### Exercise instructions
Reproduce every entry exactly as shown.
# Data supplied start
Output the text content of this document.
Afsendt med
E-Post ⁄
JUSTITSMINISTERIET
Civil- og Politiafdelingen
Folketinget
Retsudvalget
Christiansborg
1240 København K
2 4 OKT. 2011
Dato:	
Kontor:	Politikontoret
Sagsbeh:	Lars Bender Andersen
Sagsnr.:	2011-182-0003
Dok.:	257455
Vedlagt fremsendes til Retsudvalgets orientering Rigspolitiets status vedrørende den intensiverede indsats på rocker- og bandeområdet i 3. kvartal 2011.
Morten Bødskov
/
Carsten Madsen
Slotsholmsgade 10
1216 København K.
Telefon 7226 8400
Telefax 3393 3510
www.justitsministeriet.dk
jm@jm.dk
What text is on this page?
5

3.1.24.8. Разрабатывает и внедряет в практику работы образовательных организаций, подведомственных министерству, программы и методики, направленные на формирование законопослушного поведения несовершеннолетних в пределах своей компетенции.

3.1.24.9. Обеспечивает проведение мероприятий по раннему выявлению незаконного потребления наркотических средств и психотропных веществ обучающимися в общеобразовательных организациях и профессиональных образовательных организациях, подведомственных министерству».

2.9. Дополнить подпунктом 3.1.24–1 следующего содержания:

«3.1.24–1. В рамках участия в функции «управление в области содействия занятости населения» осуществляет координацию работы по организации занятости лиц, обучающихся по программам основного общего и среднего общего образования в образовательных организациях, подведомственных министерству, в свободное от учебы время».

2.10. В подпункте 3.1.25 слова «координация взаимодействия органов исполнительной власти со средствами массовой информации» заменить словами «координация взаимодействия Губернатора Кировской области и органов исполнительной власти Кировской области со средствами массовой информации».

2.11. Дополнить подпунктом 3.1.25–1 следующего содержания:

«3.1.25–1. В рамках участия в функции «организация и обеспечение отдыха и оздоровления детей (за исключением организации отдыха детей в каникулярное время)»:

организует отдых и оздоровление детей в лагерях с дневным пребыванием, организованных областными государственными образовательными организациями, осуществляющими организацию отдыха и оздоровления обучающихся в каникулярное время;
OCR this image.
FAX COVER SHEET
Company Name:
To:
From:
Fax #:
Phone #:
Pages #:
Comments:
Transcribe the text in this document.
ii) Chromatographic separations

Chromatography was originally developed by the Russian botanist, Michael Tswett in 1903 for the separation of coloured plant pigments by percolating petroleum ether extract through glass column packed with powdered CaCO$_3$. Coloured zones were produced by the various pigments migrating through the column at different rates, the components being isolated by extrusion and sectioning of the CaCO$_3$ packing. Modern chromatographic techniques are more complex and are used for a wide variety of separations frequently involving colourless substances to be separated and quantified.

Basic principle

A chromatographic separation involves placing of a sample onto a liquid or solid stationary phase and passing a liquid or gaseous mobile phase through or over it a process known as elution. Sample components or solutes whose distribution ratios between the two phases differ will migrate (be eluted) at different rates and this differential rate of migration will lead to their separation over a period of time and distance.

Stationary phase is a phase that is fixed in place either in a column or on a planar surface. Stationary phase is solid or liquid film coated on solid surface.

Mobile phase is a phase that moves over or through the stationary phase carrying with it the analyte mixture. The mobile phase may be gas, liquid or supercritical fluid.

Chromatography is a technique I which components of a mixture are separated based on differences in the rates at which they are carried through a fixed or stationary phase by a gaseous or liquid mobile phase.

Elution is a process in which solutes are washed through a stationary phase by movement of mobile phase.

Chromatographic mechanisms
# Data supplied end
### Output for this task
Output the text content of this document.
Afsendt med
E-Post ⁄
JUSTITSMINISTERIET
Civil- og Politiafdelingen
Folketinget
Retsudvalget
Christiansborg
1240 København K
2 4 OKT. 2011
Dato:	
Kontor:	Politikontoret
Sagsbeh:	Lars Bender Andersen
Sagsnr.:	2011-182-0003
Dok.:	257455
Vedlagt fremsendes til Retsudvalgets orientering Rigspolitiets status vedrørende den intensiverede indsats på rocker- og bandeområdet i 3. kvartal 2011.
Morten Bødskov
/
Carsten Madsen
Slotsholmsgade 10
1216 København K.
Telefon 7226 8400
Telefax 3393 3510
www.justitsministeriet.dk
jm@jm.dk
What text is on this page?
5

3.1.24.8. Разрабатывает и внедряет в практику работы образовательных организаций, подведомственных министерству, программы и методики, направленные на формирование законопослушного поведения несовершеннолетних в пределах своей компетенции.

3.1.24.9. Обеспечивает проведение мероприятий по раннему выявлению незаконного потребления наркотических средств и психотропных веществ обучающимися в общеобразовательных организациях и профессиональных образовательных организациях, подведомственных министерству».

2.9. Дополнить подпунктом 3.1.24–1 следующего содержания:

«3.1.24–1. В рамках участия в функции «управление в области содействия занятости населения» осуществляет координацию работы по организации занятости лиц, обучающихся по программам основного общего и среднего общего образования в образовательных организациях, подведомственных министерству, в свободное от учебы время».

2.10. В подпункте 3.1.25 слова «координация взаимодействия органов исполнительной власти со средствами массовой информации» заменить словами «координация взаимодействия Губернатора Кировской области и органов исполнительной власти Кировской области со средствами массовой информации».

2.11. Дополнить подпунктом 3.1.25–1 следующего содержания:

«3.1.25–1. В рамках участия в функции «организация и обеспечение отдыха и оздоровления детей (за исключением организации отдыха детей в каникулярное время)»:

организует отдых и оздоровление детей в лагерях с дневным пребыванием, организованных областными государственными образовательными организациями, осуществляющими организацию отдыха и оздоровления обучающихся в каникулярное время;
OCR this image.
FAX COVER SHEET
Company Name:
To:
From:
Fax #:
Phone #:
Pages #:
Comments:
Transcribe the text in this document.
ii) Chromatographic separations

Chromatography was originally developed by the Russian botanist, Michael Tswett in 1903 for the separation of coloured plant pigments by percolating petroleum ether extract through glass column packed with powdered CaCO$_3$. Coloured zones were produced by the various pigments migrating through the column at different rates, the components being isolated by extrusion and sectioning of the CaCO$_3$ packing. Modern chromatographic techniques are more complex and are used for a wide variety of separations frequently involving colourless substances to be separated and quantified.

Basic principle

A chromatographic separation involves placing of a sample onto a liquid or solid stationary phase and passing a liquid or gaseous mobile phase through or over it a process known as elution. Sample components or solutes whose distribution ratios between the two phases differ will migrate (be eluted) at different rates and this differential rate of migration will lead to their separation over a period of time and distance.

Stationary phase is a phase that is fixed in place either in a column or on a planar surface. Stationary phase is solid or liquid film coated on solid surface.

Mobile phase is a phase that moves over or through the stationary phase carrying with it the analyte mixture. The mobile phase may be gas, liquid or supercritical fluid.

Chromatography is a technique I which components of a mixture are separated based on differences in the rates at which they are carried through a fixed or stationary phase by a gaseous or liquid mobile phase.

Elution is a process in which solutes are washed through a stationary phase by movement of mobile phase.

Chromatographic mechanisms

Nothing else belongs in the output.